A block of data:
◇ ◇ ◇ ◇ ◇
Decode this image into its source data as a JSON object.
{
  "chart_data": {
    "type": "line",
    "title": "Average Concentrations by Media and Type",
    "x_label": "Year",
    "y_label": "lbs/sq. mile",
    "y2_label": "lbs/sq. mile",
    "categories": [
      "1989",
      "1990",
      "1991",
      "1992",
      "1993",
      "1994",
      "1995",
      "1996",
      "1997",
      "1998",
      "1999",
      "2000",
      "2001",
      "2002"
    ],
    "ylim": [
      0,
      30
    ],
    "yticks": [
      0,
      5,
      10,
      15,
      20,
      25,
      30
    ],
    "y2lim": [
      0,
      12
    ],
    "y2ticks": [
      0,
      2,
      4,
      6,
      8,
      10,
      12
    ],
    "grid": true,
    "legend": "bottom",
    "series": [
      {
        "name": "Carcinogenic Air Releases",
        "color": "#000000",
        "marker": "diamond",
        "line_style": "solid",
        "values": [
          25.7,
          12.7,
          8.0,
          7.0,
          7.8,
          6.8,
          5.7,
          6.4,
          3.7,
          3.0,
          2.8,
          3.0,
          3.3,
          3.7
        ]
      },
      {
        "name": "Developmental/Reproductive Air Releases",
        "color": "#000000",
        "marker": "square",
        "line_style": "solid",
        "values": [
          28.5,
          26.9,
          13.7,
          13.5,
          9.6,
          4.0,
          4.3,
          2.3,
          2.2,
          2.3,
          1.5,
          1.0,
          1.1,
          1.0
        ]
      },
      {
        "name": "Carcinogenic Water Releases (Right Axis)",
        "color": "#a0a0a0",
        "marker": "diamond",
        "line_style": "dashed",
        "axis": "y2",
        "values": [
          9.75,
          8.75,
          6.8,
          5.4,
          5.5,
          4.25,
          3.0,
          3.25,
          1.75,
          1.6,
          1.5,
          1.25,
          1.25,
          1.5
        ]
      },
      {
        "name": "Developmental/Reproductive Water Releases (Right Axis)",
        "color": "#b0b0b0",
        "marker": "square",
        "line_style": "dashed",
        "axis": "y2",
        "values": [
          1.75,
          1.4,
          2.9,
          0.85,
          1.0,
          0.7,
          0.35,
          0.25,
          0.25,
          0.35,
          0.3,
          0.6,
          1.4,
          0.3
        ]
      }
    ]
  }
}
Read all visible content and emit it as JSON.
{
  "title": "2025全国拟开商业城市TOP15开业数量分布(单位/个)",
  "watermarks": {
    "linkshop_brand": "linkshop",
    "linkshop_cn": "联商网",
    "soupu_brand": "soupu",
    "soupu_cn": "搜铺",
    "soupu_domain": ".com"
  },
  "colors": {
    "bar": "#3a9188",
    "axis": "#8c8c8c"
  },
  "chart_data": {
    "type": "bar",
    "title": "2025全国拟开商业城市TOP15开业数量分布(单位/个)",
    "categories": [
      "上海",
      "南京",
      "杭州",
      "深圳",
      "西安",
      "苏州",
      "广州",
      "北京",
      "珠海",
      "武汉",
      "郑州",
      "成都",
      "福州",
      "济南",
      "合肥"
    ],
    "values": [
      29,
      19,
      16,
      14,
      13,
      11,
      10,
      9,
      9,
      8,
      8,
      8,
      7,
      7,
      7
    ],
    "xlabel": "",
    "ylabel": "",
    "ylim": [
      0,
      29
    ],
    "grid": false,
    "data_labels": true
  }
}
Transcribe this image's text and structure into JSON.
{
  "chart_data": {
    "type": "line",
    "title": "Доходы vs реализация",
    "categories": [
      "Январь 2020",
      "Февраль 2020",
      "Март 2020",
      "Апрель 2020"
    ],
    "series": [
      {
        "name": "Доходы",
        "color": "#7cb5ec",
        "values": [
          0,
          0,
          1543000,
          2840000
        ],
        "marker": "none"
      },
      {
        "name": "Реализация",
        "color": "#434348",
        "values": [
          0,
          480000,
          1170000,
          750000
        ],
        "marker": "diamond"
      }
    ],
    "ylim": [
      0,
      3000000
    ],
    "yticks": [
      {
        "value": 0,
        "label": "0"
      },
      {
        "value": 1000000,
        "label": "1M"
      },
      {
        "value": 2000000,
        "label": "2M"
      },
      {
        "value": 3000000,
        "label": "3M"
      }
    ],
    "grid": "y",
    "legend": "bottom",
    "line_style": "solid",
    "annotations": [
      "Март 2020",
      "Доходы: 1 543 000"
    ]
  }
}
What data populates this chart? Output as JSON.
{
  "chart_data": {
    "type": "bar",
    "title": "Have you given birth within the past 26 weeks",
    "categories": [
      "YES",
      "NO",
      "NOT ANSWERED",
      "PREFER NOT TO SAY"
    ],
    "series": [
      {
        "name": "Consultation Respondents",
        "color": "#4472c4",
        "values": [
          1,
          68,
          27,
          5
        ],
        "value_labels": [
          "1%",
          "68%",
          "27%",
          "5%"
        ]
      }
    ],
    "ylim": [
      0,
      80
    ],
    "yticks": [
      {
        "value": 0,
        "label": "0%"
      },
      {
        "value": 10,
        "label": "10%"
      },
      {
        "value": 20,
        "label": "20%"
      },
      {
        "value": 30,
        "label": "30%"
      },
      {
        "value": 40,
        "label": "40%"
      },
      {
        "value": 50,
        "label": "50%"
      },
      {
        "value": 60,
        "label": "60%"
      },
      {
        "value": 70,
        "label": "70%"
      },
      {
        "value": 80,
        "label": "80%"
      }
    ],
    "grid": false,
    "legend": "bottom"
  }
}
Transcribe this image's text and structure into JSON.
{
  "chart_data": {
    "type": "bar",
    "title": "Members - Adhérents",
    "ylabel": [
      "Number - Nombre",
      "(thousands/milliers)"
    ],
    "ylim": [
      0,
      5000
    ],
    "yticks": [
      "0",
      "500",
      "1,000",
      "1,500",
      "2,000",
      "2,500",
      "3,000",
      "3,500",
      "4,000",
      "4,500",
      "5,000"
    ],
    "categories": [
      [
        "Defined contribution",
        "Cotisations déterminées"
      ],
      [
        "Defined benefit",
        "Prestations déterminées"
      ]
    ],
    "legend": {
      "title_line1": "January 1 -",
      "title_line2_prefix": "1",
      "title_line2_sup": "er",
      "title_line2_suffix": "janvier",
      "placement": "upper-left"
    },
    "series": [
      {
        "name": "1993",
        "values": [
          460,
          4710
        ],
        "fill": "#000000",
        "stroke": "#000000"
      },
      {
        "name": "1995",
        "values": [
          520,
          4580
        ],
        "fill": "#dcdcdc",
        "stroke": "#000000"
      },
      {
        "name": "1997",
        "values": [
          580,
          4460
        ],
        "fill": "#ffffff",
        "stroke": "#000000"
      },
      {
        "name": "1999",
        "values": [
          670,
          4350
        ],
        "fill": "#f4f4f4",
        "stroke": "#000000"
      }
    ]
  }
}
◇ ◇ ◇ ◇ ◇
REQUIRED WORK:
Reproduce the entries above in full by retyping them exactly.

THE RESPONSE:
Decode this image into its source data as a JSON object.
{
  "chart_data": {
    "type": "line",
    "title": "Average Concentrations by Media and Type",
    "x_label": "Year",
    "y_label": "lbs/sq. mile",
    "y2_label": "lbs/sq. mile",
    "categories": [
      "1989",
      "1990",
      "1991",
      "1992",
      "1993",
      "1994",
      "1995",
      "1996",
      "1997",
      "1998",
      "1999",
      "2000",
      "2001",
      "2002"
    ],
    "ylim": [
      0,
      30
    ],
    "yticks": [
      0,
      5,
      10,
      15,
      20,
      25,
      30
    ],
    "y2lim": [
      0,
      12
    ],
    "y2ticks": [
      0,
      2,
      4,
      6,
      8,
      10,
      12
    ],
    "grid": true,
    "legend": "bottom",
    "series": [
      {
        "name": "Carcinogenic Air Releases",
        "color": "#000000",
        "marker": "diamond",
        "line_style": "solid",
        "values": [
          25.7,
          12.7,
          8.0,
          7.0,
          7.8,
          6.8,
          5.7,
          6.4,
          3.7,
          3.0,
          2.8,
          3.0,
          3.3,
          3.7
        ]
      },
      {
        "name": "Developmental/Reproductive Air Releases",
        "color": "#000000",
        "marker": "square",
        "line_style": "solid",
        "values": [
          28.5,
          26.9,
          13.7,
          13.5,
          9.6,
          4.0,
          4.3,
          2.3,
          2.2,
          2.3,
          1.5,
          1.0,
          1.1,
          1.0
        ]
      },
      {
        "name": "Carcinogenic Water Releases (Right Axis)",
        "color": "#a0a0a0",
        "marker": "diamond",
        "line_style": "dashed",
        "axis": "y2",
        "values": [
          9.75,
          8.75,
          6.8,
          5.4,
          5.5,
          4.25,
          3.0,
          3.25,
          1.75,
          1.6,
          1.5,
          1.25,
          1.25,
          1.5
        ]
      },
      {
        "name": "Developmental/Reproductive Water Releases (Right Axis)",
        "color": "#b0b0b0",
        "marker": "square",
        "line_style": "dashed",
        "axis": "y2",
        "values": [
          1.75,
          1.4,
          2.9,
          0.85,
          1.0,
          0.7,
          0.35,
          0.25,
          0.25,
          0.35,
          0.3,
          0.6,
          1.4,
          0.3
        ]
      }
    ]
  }
}
Read all visible content and emit it as JSON.
{
  "title": "2025全国拟开商业城市TOP15开业数量分布(单位/个)",
  "watermarks": {
    "linkshop_brand": "linkshop",
    "linkshop_cn": "联商网",
    "soupu_brand": "soupu",
    "soupu_cn": "搜铺",
    "soupu_domain": ".com"
  },
  "colors": {
    "bar": "#3a9188",
    "axis": "#8c8c8c"
  },
  "chart_data": {
    "type": "bar",
    "title": "2025全国拟开商业城市TOP15开业数量分布(单位/个)",
    "categories": [
      "上海",
      "南京",
      "杭州",
      "深圳",
      "西安",
      "苏州",
      "广州",
      "北京",
      "珠海",
      "武汉",
      "郑州",
      "成都",
      "福州",
      "济南",
      "合肥"
    ],
    "values": [
      29,
      19,
      16,
      14,
      13,
      11,
      10,
      9,
      9,
      8,
      8,
      8,
      7,
      7,
      7
    ],
    "xlabel": "",
    "ylabel": "",
    "ylim": [
      0,
      29
    ],
    "grid": false,
    "data_labels": true
  }
}
Transcribe this image's text and structure into JSON.
{
  "chart_data": {
    "type": "line",
    "title": "Доходы vs реализация",
    "categories": [
      "Январь 2020",
      "Февраль 2020",
      "Март 2020",
      "Апрель 2020"
    ],
    "series": [
      {
        "name": "Доходы",
        "color": "#7cb5ec",
        "values": [
          0,
          0,
          1543000,
          2840000
        ],
        "marker": "none"
      },
      {
        "name": "Реализация",
        "color": "#434348",
        "values": [
          0,
          480000,
          1170000,
          750000
        ],
        "marker": "diamond"
      }
    ],
    "ylim": [
      0,
      3000000
    ],
    "yticks": [
      {
        "value": 0,
        "label": "0"
      },
      {
        "value": 1000000,
        "label": "1M"
      },
      {
        "value": 2000000,
        "label": "2M"
      },
      {
        "value": 3000000,
        "label": "3M"
      }
    ],
    "grid": "y",
    "legend": "bottom",
    "line_style": "solid",
    "annotations": [
      "Март 2020",
      "Доходы: 1 543 000"
    ]
  }
}
What data populates this chart? Output as JSON.
{
  "chart_data": {
    "type": "bar",
    "title": "Have you given birth within the past 26 weeks",
    "categories": [
      "YES",
      "NO",
      "NOT ANSWERED",
      "PREFER NOT TO SAY"
    ],
    "series": [
      {
        "name": "Consultation Respondents",
        "color": "#4472c4",
        "values": [
          1,
          68,
          27,
          5
        ],
        "value_labels": [
          "1%",
          "68%",
          "27%",
          "5%"
        ]
      }
    ],
    "ylim": [
      0,
      80
    ],
    "yticks": [
      {
        "value": 0,
        "label": "0%"
      },
      {
        "value": 10,
        "label": "10%"
      },
      {
        "value": 20,
        "label": "20%"
      },
      {
        "value": 30,
        "label": "30%"
      },
      {
        "value": 40,
        "label": "40%"
      },
      {
        "value": 50,
        "label": "50%"
      },
      {
        "value": 60,
        "label": "60%"
      },
      {
        "value": 70,
        "label": "70%"
      },
      {
        "value": 80,
        "label": "80%"
      }
    ],
    "grid": false,
    "legend": "bottom"
  }
}
Transcribe this image's text and structure into JSON.
{
  "chart_data": {
    "type": "bar",
    "title": "Members - Adhérents",
    "ylabel": [
      "Number - Nombre",
      "(thousands/milliers)"
    ],
    "ylim": [
      0,
      5000
    ],
    "yticks": [
      "0",
      "500",
      "1,000",
      "1,500",
      "2,000",
      "2,500",
      "3,000",
      "3,500",
      "4,000",
      "4,500",
      "5,000"
    ],
    "categories": [
      [
        "Defined contribution",
        "Cotisations déterminées"
      ],
      [
        "Defined benefit",
        "Prestations déterminées"
      ]
    ],
    "legend": {
      "title_line1": "January 1 -",
      "title_line2_prefix": "1",
      "title_line2_sup": "er",
      "title_line2_suffix": "janvier",
      "placement": "upper-left"
    },
    "series": [
      {
        "name": "1993",
        "values": [
          460,
          4710
        ],
        "fill": "#000000",
        "stroke": "#000000"
      },
      {
        "name": "1995",
        "values": [
          520,
          4580
        ],
        "fill": "#dcdcdc",
        "stroke": "#000000"
      },
      {
        "name": "1997",
        "values": [
          580,
          4460
        ],
        "fill": "#ffffff",
        "stroke": "#000000"
      },
      {
        "name": "1999",
        "values": [
          670,
          4350
        ],
        "fill": "#f4f4f4",
        "stroke": "#000000"
      }
    ]
  }
}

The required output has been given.